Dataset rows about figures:
********

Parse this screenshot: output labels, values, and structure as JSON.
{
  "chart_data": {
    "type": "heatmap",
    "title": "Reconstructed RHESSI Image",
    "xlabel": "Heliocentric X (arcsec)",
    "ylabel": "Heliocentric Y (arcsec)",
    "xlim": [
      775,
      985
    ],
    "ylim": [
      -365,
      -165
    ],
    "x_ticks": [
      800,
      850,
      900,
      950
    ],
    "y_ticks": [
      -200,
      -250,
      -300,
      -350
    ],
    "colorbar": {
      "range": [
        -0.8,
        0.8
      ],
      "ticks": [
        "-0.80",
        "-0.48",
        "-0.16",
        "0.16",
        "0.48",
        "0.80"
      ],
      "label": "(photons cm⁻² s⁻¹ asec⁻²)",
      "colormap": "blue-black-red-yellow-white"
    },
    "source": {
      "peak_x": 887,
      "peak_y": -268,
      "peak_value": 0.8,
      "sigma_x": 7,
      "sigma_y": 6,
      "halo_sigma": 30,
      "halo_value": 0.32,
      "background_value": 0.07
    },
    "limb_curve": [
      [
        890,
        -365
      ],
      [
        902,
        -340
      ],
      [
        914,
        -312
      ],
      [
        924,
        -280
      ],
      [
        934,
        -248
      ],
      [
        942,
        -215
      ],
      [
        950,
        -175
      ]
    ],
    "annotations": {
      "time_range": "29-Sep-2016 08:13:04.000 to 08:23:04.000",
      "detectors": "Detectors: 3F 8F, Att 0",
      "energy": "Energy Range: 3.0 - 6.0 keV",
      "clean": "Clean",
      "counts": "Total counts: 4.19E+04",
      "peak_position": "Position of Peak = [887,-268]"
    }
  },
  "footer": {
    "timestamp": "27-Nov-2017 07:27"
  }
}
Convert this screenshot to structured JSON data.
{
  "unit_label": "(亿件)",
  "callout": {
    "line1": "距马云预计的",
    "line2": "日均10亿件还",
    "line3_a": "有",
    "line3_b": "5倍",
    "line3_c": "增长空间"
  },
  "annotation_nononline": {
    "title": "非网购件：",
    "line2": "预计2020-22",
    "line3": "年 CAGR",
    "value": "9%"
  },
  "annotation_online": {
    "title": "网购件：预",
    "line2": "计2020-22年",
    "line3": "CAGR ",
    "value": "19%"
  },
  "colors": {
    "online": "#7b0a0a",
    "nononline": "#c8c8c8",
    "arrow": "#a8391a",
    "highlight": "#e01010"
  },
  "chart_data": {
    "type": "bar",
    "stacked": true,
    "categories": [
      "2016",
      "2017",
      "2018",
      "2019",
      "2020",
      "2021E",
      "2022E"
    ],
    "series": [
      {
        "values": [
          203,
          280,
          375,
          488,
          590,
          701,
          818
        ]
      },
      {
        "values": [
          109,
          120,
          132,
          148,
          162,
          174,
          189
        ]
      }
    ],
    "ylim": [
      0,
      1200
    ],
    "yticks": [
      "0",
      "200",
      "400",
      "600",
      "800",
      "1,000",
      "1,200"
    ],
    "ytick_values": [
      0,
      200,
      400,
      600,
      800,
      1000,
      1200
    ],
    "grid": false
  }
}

********

* DIRECTIVE *
Across the data above, how many lines include the word "screenshot"? Give only the count.

* THE SOLUTION *
2